═══ DATA

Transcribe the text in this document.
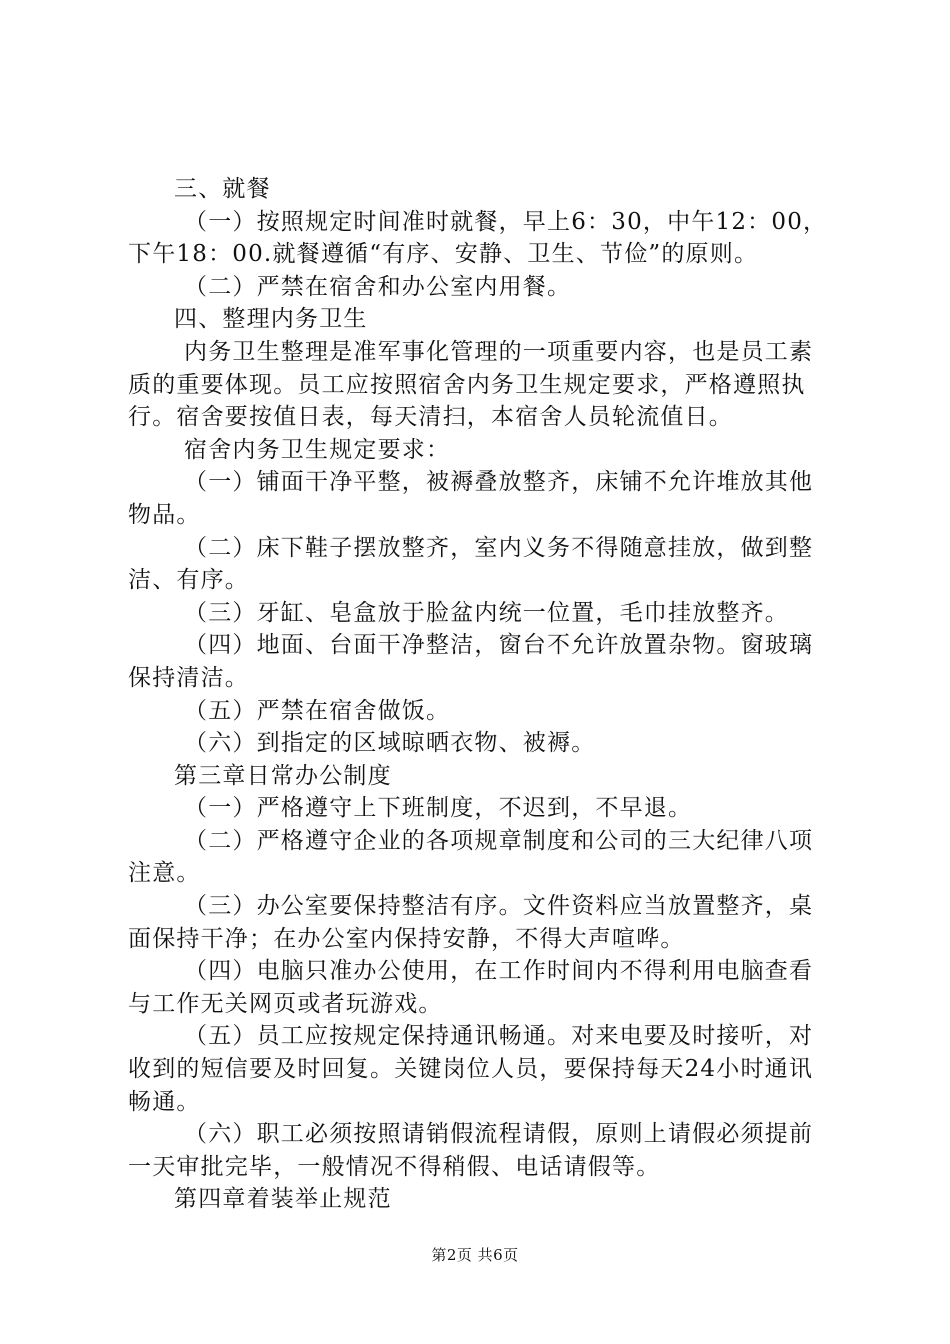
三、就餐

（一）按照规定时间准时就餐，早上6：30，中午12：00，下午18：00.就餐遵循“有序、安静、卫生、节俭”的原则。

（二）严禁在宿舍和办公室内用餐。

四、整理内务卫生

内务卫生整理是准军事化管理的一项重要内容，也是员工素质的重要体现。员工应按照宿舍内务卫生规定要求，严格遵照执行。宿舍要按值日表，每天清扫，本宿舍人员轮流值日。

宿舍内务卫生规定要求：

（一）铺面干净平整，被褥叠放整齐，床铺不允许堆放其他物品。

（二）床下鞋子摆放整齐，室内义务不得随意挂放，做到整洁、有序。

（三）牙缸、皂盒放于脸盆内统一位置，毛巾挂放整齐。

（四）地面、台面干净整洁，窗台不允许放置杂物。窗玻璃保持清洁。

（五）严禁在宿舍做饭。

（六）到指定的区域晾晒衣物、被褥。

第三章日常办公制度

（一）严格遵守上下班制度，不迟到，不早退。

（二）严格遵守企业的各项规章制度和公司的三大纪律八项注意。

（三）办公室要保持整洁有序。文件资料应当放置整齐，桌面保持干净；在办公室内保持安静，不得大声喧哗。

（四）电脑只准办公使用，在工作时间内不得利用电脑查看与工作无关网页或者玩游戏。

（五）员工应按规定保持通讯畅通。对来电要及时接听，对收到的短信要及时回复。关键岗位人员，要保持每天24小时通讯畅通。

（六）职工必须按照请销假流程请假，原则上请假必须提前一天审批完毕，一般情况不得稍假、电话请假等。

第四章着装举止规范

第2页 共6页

══════

**WHAT YOU ARE ASKED TO DO:**
Extract every line of the data exactly; pictures stay out.

**SOLUTION TO THIS TASK:**
Transcribe the text in this document.
三、就餐

（一）按照规定时间准时就餐，早上6：30，中午12：00，下午18：00.就餐遵循“有序、安静、卫生、节俭”的原则。

（二）严禁在宿舍和办公室内用餐。

四、整理内务卫生

内务卫生整理是准军事化管理的一项重要内容，也是员工素质的重要体现。员工应按照宿舍内务卫生规定要求，严格遵照执行。宿舍要按值日表，每天清扫，本宿舍人员轮流值日。

宿舍内务卫生规定要求：

（一）铺面干净平整，被褥叠放整齐，床铺不允许堆放其他物品。

（二）床下鞋子摆放整齐，室内义务不得随意挂放，做到整洁、有序。

（三）牙缸、皂盒放于脸盆内统一位置，毛巾挂放整齐。

（四）地面、台面干净整洁，窗台不允许放置杂物。窗玻璃保持清洁。

（五）严禁在宿舍做饭。

（六）到指定的区域晾晒衣物、被褥。

第三章日常办公制度

（一）严格遵守上下班制度，不迟到，不早退。

（二）严格遵守企业的各项规章制度和公司的三大纪律八项注意。

（三）办公室要保持整洁有序。文件资料应当放置整齐，桌面保持干净；在办公室内保持安静，不得大声喧哗。

（四）电脑只准办公使用，在工作时间内不得利用电脑查看与工作无关网页或者玩游戏。

（五）员工应按规定保持通讯畅通。对来电要及时接听，对收到的短信要及时回复。关键岗位人员，要保持每天24小时通讯畅通。

（六）职工必须按照请销假流程请假，原则上请假必须提前一天审批完毕，一般情况不得稍假、电话请假等。

第四章着装举止规范

第2页 共6页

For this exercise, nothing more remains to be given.